- [Listing]:
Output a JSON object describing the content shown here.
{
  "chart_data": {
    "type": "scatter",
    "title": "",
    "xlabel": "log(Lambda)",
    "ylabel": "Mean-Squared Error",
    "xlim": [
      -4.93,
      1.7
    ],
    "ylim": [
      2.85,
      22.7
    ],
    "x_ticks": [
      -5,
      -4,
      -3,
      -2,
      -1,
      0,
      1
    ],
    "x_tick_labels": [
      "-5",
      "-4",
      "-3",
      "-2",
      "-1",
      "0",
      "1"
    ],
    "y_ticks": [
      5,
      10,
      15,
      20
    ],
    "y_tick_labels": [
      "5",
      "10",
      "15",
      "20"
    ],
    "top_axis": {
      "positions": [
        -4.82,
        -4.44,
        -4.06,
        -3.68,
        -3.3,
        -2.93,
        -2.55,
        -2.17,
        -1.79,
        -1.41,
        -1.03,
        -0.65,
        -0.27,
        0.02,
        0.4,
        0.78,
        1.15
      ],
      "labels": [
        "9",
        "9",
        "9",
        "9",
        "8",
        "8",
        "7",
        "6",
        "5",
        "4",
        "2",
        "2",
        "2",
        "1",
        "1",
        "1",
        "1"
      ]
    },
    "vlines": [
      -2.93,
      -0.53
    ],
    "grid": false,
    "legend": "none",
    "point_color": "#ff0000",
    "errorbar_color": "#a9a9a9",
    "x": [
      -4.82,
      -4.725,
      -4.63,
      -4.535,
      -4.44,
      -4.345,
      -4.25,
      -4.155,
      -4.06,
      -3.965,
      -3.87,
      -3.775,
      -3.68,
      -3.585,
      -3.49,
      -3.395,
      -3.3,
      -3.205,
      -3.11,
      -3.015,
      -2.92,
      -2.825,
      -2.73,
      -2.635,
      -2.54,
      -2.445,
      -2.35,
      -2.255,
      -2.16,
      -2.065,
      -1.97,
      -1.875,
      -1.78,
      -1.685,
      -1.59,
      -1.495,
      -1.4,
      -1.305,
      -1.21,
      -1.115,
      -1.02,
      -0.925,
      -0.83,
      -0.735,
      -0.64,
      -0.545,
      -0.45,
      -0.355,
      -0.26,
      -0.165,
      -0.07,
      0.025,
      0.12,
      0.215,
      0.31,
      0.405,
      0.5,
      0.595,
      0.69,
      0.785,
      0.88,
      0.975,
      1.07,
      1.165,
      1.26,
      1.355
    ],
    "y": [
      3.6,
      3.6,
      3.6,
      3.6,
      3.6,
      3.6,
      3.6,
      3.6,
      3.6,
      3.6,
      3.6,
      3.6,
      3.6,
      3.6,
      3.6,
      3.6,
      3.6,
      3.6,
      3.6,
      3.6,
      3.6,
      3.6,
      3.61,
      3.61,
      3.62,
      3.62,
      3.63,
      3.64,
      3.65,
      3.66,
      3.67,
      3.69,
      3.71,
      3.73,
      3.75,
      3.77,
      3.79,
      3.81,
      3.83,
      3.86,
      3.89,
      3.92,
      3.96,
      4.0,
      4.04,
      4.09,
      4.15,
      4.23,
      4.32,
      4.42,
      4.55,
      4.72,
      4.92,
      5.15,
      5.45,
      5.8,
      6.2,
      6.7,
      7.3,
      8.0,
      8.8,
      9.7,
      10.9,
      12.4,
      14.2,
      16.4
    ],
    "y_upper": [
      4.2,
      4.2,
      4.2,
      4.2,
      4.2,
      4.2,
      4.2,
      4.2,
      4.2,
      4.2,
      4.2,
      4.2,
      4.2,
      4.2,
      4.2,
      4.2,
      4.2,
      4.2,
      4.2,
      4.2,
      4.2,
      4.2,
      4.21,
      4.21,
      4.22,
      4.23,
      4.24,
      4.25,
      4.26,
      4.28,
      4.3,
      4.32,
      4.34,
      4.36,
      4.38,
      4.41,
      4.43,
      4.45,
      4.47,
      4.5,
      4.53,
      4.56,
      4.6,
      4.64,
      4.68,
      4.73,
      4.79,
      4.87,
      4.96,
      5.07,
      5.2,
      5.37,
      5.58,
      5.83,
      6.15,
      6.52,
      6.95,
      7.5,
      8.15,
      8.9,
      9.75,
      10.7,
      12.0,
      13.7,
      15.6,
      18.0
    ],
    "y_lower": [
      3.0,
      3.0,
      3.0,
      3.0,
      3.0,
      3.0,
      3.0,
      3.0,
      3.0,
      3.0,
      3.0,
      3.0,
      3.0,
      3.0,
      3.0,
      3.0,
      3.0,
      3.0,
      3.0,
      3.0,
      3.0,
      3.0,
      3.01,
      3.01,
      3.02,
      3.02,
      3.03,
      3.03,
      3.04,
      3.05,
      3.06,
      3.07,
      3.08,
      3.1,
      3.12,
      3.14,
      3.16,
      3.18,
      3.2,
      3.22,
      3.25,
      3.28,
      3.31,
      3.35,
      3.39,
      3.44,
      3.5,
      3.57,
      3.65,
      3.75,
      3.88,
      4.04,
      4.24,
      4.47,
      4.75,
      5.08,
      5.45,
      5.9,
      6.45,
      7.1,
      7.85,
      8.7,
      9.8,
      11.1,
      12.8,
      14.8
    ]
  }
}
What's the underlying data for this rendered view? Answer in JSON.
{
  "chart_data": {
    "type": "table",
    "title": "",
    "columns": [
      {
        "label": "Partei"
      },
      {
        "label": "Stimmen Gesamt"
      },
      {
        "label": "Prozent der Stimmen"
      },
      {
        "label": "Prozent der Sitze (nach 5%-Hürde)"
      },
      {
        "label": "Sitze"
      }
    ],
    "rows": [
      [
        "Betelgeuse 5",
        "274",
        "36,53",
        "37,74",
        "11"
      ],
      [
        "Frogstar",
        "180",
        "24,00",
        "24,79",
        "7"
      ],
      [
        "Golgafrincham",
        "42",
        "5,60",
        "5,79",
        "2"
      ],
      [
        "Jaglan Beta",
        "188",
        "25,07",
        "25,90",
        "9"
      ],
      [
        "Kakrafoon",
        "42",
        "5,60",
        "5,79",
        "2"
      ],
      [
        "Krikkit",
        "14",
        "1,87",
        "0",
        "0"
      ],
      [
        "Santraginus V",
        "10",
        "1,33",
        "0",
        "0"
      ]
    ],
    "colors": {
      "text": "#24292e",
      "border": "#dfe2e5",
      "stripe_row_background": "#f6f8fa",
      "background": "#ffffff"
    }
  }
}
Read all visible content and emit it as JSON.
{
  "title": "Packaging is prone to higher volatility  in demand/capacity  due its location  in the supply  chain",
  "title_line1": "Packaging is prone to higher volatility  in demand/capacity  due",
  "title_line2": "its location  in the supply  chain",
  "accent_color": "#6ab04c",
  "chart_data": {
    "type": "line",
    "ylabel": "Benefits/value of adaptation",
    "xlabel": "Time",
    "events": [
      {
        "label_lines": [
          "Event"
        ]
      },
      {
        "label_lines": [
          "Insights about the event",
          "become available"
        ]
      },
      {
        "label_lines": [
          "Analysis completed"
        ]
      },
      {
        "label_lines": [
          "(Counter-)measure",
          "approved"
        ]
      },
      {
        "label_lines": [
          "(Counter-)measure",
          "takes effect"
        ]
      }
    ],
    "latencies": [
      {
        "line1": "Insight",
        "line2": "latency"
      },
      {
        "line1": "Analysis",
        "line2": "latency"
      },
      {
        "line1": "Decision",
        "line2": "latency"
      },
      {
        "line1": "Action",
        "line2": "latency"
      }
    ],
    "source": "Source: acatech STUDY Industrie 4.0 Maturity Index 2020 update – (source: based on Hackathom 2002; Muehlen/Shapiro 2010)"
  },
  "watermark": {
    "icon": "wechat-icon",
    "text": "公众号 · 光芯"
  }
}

- [Aim]: Go through the data and return every record exactly.

- [Result for this task]:
Output a JSON object describing the content shown here.
{
  "chart_data": {
    "type": "scatter",
    "title": "",
    "xlabel": "log(Lambda)",
    "ylabel": "Mean-Squared Error",
    "xlim": [
      -4.93,
      1.7
    ],
    "ylim": [
      2.85,
      22.7
    ],
    "x_ticks": [
      -5,
      -4,
      -3,
      -2,
      -1,
      0,
      1
    ],
    "x_tick_labels": [
      "-5",
      "-4",
      "-3",
      "-2",
      "-1",
      "0",
      "1"
    ],
    "y_ticks": [
      5,
      10,
      15,
      20
    ],
    "y_tick_labels": [
      "5",
      "10",
      "15",
      "20"
    ],
    "top_axis": {
      "positions": [
        -4.82,
        -4.44,
        -4.06,
        -3.68,
        -3.3,
        -2.93,
        -2.55,
        -2.17,
        -1.79,
        -1.41,
        -1.03,
        -0.65,
        -0.27,
        0.02,
        0.4,
        0.78,
        1.15
      ],
      "labels": [
        "9",
        "9",
        "9",
        "9",
        "8",
        "8",
        "7",
        "6",
        "5",
        "4",
        "2",
        "2",
        "2",
        "1",
        "1",
        "1",
        "1"
      ]
    },
    "vlines": [
      -2.93,
      -0.53
    ],
    "grid": false,
    "legend": "none",
    "point_color": "#ff0000",
    "errorbar_color": "#a9a9a9",
    "x": [
      -4.82,
      -4.725,
      -4.63,
      -4.535,
      -4.44,
      -4.345,
      -4.25,
      -4.155,
      -4.06,
      -3.965,
      -3.87,
      -3.775,
      -3.68,
      -3.585,
      -3.49,
      -3.395,
      -3.3,
      -3.205,
      -3.11,
      -3.015,
      -2.92,
      -2.825,
      -2.73,
      -2.635,
      -2.54,
      -2.445,
      -2.35,
      -2.255,
      -2.16,
      -2.065,
      -1.97,
      -1.875,
      -1.78,
      -1.685,
      -1.59,
      -1.495,
      -1.4,
      -1.305,
      -1.21,
      -1.115,
      -1.02,
      -0.925,
      -0.83,
      -0.735,
      -0.64,
      -0.545,
      -0.45,
      -0.355,
      -0.26,
      -0.165,
      -0.07,
      0.025,
      0.12,
      0.215,
      0.31,
      0.405,
      0.5,
      0.595,
      0.69,
      0.785,
      0.88,
      0.975,
      1.07,
      1.165,
      1.26,
      1.355
    ],
    "y": [
      3.6,
      3.6,
      3.6,
      3.6,
      3.6,
      3.6,
      3.6,
      3.6,
      3.6,
      3.6,
      3.6,
      3.6,
      3.6,
      3.6,
      3.6,
      3.6,
      3.6,
      3.6,
      3.6,
      3.6,
      3.6,
      3.6,
      3.61,
      3.61,
      3.62,
      3.62,
      3.63,
      3.64,
      3.65,
      3.66,
      3.67,
      3.69,
      3.71,
      3.73,
      3.75,
      3.77,
      3.79,
      3.81,
      3.83,
      3.86,
      3.89,
      3.92,
      3.96,
      4.0,
      4.04,
      4.09,
      4.15,
      4.23,
      4.32,
      4.42,
      4.55,
      4.72,
      4.92,
      5.15,
      5.45,
      5.8,
      6.2,
      6.7,
      7.3,
      8.0,
      8.8,
      9.7,
      10.9,
      12.4,
      14.2,
      16.4
    ],
    "y_upper": [
      4.2,
      4.2,
      4.2,
      4.2,
      4.2,
      4.2,
      4.2,
      4.2,
      4.2,
      4.2,
      4.2,
      4.2,
      4.2,
      4.2,
      4.2,
      4.2,
      4.2,
      4.2,
      4.2,
      4.2,
      4.2,
      4.2,
      4.21,
      4.21,
      4.22,
      4.23,
      4.24,
      4.25,
      4.26,
      4.28,
      4.3,
      4.32,
      4.34,
      4.36,
      4.38,
      4.41,
      4.43,
      4.45,
      4.47,
      4.5,
      4.53,
      4.56,
      4.6,
      4.64,
      4.68,
      4.73,
      4.79,
      4.87,
      4.96,
      5.07,
      5.2,
      5.37,
      5.58,
      5.83,
      6.15,
      6.52,
      6.95,
      7.5,
      8.15,
      8.9,
      9.75,
      10.7,
      12.0,
      13.7,
      15.6,
      18.0
    ],
    "y_lower": [
      3.0,
      3.0,
      3.0,
      3.0,
      3.0,
      3.0,
      3.0,
      3.0,
      3.0,
      3.0,
      3.0,
      3.0,
      3.0,
      3.0,
      3.0,
      3.0,
      3.0,
      3.0,
      3.0,
      3.0,
      3.0,
      3.0,
      3.01,
      3.01,
      3.02,
      3.02,
      3.03,
      3.03,
      3.04,
      3.05,
      3.06,
      3.07,
      3.08,
      3.1,
      3.12,
      3.14,
      3.16,
      3.18,
      3.2,
      3.22,
      3.25,
      3.28,
      3.31,
      3.35,
      3.39,
      3.44,
      3.5,
      3.57,
      3.65,
      3.75,
      3.88,
      4.04,
      4.24,
      4.47,
      4.75,
      5.08,
      5.45,
      5.9,
      6.45,
      7.1,
      7.85,
      8.7,
      9.8,
      11.1,
      12.8,
      14.8
    ]
  }
}
What's the underlying data for this rendered view? Answer in JSON.
{
  "chart_data": {
    "type": "table",
    "title": "",
    "columns": [
      {
        "label": "Partei"
      },
      {
        "label": "Stimmen Gesamt"
      },
      {
        "label": "Prozent der Stimmen"
      },
      {
        "label": "Prozent der Sitze (nach 5%-Hürde)"
      },
      {
        "label": "Sitze"
      }
    ],
    "rows": [
      [
        "Betelgeuse 5",
        "274",
        "36,53",
        "37,74",
        "11"
      ],
      [
        "Frogstar",
        "180",
        "24,00",
        "24,79",
        "7"
      ],
      [
        "Golgafrincham",
        "42",
        "5,60",
        "5,79",
        "2"
      ],
      [
        "Jaglan Beta",
        "188",
        "25,07",
        "25,90",
        "9"
      ],
      [
        "Kakrafoon",
        "42",
        "5,60",
        "5,79",
        "2"
      ],
      [
        "Krikkit",
        "14",
        "1,87",
        "0",
        "0"
      ],
      [
        "Santraginus V",
        "10",
        "1,33",
        "0",
        "0"
      ]
    ],
    "colors": {
      "text": "#24292e",
      "border": "#dfe2e5",
      "stripe_row_background": "#f6f8fa",
      "background": "#ffffff"
    }
  }
}
Read all visible content and emit it as JSON.
{
  "title": "Packaging is prone to higher volatility  in demand/capacity  due its location  in the supply  chain",
  "title_line1": "Packaging is prone to higher volatility  in demand/capacity  due",
  "title_line2": "its location  in the supply  chain",
  "accent_color": "#6ab04c",
  "chart_data": {
    "type": "line",
    "ylabel": "Benefits/value of adaptation",
    "xlabel": "Time",
    "events": [
      {
        "label_lines": [
          "Event"
        ]
      },
      {
        "label_lines": [
          "Insights about the event",
          "become available"
        ]
      },
      {
        "label_lines": [
          "Analysis completed"
        ]
      },
      {
        "label_lines": [
          "(Counter-)measure",
          "approved"
        ]
      },
      {
        "label_lines": [
          "(Counter-)measure",
          "takes effect"
        ]
      }
    ],
    "latencies": [
      {
        "line1": "Insight",
        "line2": "latency"
      },
      {
        "line1": "Analysis",
        "line2": "latency"
      },
      {
        "line1": "Decision",
        "line2": "latency"
      },
      {
        "line1": "Action",
        "line2": "latency"
      }
    ],
    "source": "Source: acatech STUDY Industrie 4.0 Maturity Index 2020 update – (source: based on Hackathom 2002; Muehlen/Shapiro 2010)"
  },
  "watermark": {
    "icon": "wechat-icon",
    "text": "公众号 · 光芯"
  }
}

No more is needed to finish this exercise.